* **PROBLEM REQUIREMENTS**:
Among the records below, find each line that includes the string "this" and copy it.

* **INPUT RECORDS**:
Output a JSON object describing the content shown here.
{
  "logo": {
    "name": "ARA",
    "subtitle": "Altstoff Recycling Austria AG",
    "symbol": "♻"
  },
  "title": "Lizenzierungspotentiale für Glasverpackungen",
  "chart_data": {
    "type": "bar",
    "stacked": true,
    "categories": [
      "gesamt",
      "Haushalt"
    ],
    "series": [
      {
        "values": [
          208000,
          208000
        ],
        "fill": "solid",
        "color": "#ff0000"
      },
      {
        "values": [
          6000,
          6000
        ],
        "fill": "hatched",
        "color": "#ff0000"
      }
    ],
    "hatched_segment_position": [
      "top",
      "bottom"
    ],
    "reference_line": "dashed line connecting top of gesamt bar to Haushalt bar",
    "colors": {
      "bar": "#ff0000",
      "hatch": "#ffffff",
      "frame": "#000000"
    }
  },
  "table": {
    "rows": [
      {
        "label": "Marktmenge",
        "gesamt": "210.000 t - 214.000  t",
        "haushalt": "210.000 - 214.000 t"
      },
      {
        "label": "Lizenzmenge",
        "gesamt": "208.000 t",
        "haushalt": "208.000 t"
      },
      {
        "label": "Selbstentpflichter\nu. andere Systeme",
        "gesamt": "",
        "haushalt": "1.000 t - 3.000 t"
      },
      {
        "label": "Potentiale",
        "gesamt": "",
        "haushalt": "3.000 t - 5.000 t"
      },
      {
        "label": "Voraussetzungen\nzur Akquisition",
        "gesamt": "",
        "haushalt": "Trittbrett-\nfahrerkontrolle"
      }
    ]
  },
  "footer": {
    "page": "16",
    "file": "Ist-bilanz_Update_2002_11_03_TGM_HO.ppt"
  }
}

--

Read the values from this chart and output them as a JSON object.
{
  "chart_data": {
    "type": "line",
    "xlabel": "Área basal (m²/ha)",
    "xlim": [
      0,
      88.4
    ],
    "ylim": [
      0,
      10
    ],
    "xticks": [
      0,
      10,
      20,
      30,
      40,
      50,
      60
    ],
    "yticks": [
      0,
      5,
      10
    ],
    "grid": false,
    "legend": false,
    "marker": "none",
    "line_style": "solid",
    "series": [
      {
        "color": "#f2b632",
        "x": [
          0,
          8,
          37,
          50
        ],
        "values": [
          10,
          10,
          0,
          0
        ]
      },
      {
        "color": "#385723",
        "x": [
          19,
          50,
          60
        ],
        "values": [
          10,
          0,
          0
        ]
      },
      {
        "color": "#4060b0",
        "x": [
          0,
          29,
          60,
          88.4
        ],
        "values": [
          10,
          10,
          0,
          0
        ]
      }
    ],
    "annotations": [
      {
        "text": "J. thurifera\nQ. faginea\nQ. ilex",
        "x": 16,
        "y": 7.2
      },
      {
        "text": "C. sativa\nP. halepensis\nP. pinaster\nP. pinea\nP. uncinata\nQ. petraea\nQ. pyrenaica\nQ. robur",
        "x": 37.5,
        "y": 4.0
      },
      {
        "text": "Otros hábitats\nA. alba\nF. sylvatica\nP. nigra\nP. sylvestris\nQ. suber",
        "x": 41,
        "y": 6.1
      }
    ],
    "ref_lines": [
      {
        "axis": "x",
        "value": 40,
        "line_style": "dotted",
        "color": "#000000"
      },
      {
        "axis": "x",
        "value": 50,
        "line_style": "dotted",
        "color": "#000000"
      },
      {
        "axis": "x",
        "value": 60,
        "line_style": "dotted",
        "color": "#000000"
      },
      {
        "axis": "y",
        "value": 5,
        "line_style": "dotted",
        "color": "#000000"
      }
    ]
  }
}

...

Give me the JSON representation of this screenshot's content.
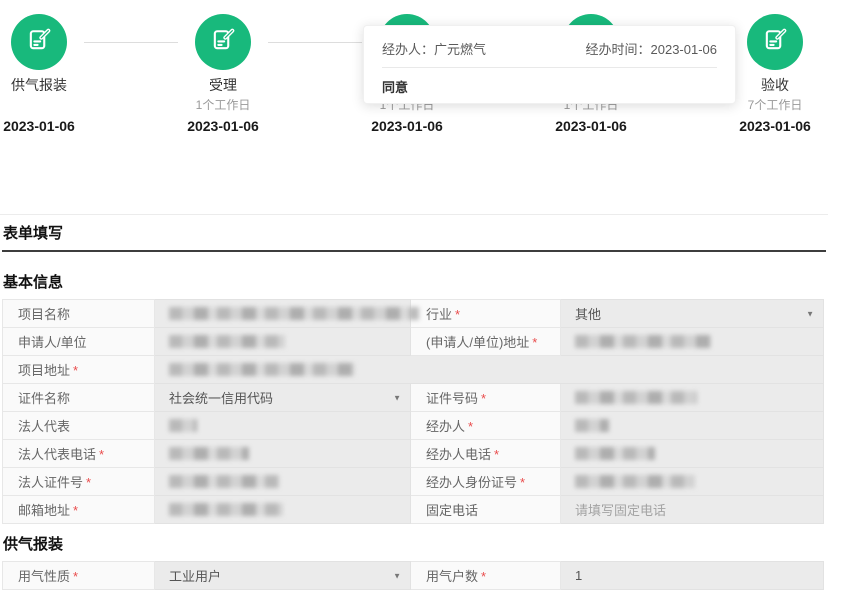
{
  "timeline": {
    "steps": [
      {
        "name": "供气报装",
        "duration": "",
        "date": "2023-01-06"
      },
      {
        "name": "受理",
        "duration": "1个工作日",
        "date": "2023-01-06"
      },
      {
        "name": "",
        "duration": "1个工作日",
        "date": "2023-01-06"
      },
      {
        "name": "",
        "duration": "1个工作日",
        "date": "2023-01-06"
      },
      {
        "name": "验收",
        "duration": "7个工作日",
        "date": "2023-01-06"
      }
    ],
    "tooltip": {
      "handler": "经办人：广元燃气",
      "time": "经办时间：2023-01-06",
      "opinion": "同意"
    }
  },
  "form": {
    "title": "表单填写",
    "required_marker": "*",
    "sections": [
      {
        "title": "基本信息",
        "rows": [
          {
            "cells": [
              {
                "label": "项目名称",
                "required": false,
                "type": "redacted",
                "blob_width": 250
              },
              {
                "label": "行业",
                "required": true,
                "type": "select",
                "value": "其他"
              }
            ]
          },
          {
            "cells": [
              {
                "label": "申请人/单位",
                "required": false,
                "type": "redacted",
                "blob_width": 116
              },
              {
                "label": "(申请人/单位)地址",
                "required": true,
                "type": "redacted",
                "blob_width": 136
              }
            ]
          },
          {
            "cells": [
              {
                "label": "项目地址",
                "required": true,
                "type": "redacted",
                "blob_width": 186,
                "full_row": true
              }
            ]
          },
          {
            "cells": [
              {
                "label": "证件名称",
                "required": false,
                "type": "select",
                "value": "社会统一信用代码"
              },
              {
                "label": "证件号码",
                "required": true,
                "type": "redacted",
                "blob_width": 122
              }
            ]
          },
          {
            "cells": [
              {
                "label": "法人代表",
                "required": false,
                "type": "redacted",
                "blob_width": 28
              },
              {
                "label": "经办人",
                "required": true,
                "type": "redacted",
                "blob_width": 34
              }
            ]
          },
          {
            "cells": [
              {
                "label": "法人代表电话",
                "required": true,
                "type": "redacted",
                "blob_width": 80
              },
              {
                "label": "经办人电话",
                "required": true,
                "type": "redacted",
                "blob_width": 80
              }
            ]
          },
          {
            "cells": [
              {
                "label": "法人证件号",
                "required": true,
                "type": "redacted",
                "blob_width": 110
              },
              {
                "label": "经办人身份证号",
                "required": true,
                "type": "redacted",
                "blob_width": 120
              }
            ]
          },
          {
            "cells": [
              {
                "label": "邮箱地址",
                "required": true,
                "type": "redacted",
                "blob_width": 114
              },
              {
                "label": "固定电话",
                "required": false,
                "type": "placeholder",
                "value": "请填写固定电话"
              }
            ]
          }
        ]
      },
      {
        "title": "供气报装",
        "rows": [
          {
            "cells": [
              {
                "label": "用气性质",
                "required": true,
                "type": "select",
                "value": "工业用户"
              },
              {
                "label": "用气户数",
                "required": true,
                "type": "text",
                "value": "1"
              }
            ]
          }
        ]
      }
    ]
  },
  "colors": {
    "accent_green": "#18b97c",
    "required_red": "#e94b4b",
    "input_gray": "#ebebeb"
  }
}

* **SOLVED EXERCISE**:
Read the values from this chart and output them as a JSON object.
Give me the JSON representation of this screenshot's content.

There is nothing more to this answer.